INPUT DATA:
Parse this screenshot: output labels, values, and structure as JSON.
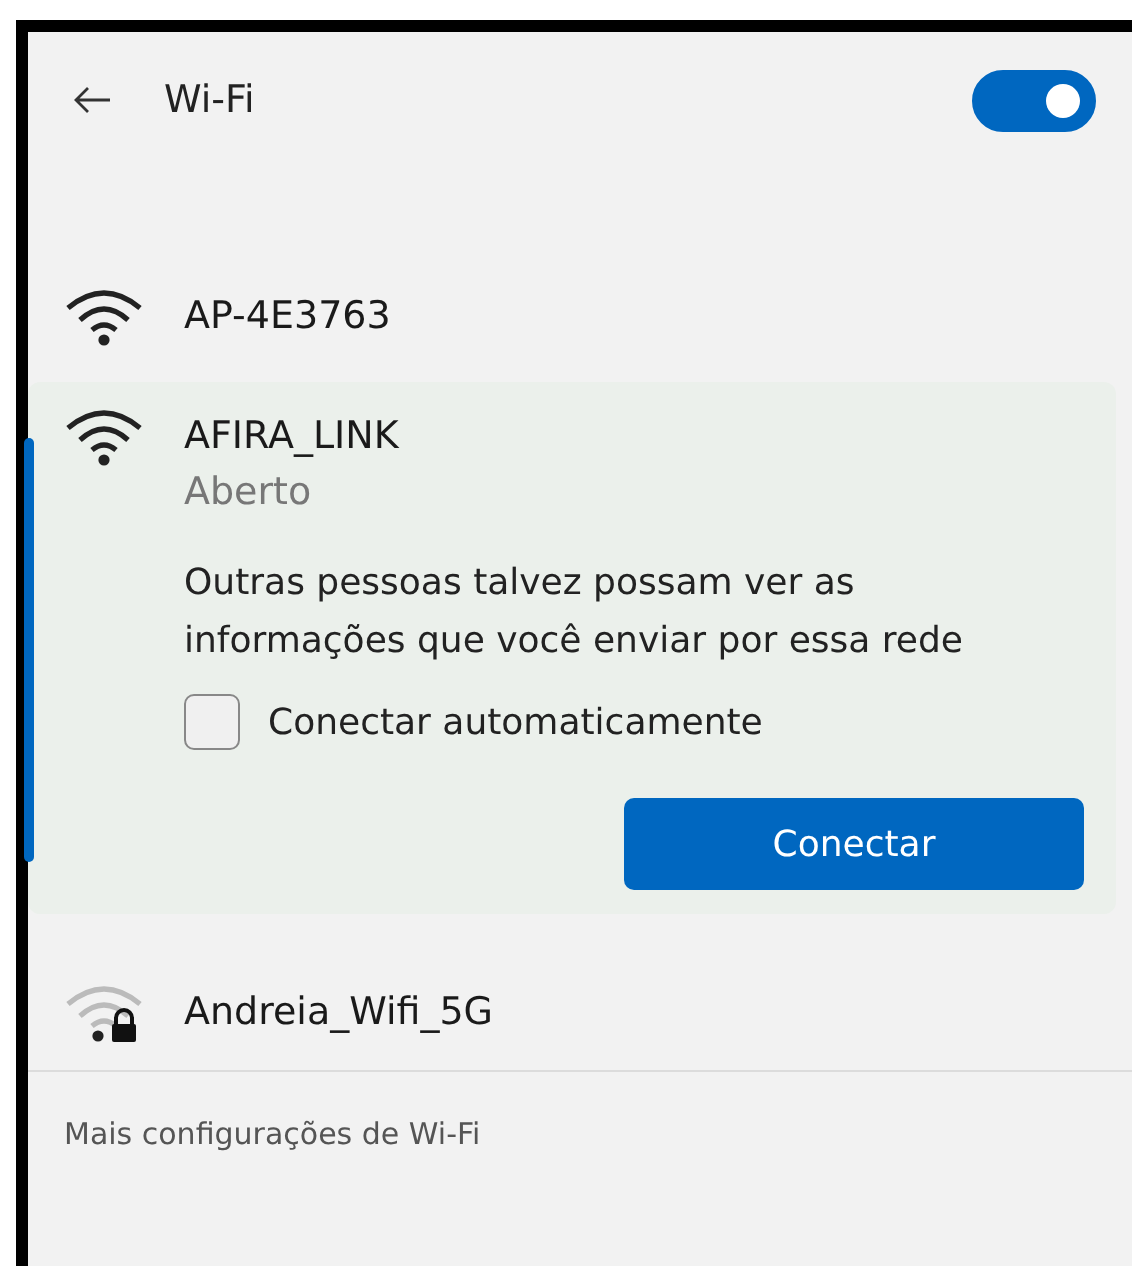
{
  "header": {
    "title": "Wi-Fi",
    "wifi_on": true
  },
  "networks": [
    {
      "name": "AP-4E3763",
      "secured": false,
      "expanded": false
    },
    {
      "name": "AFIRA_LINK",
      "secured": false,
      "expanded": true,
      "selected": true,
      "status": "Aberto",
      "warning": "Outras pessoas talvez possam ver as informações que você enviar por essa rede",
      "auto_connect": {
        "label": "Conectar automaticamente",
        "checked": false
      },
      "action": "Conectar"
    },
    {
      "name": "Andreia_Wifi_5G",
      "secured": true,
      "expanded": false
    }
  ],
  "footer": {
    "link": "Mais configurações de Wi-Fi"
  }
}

WHAT IS REQUIRED: Extract all the entries word for word; omit any pictures.

COMPLETED TASK:
Parse this screenshot: output labels, values, and structure as JSON.
{
  "header": {
    "title": "Wi-Fi",
    "wifi_on": true
  },
  "networks": [
    {
      "name": "AP-4E3763",
      "secured": false,
      "expanded": false
    },
    {
      "name": "AFIRA_LINK",
      "secured": false,
      "expanded": true,
      "selected": true,
      "status": "Aberto",
      "warning": "Outras pessoas talvez possam ver as informações que você enviar por essa rede",
      "auto_connect": {
        "label": "Conectar automaticamente",
        "checked": false
      },
      "action": "Conectar"
    },
    {
      "name": "Andreia_Wifi_5G",
      "secured": true,
      "expanded": false
    }
  ],
  "footer": {
    "link": "Mais configurações de Wi-Fi"
  }
}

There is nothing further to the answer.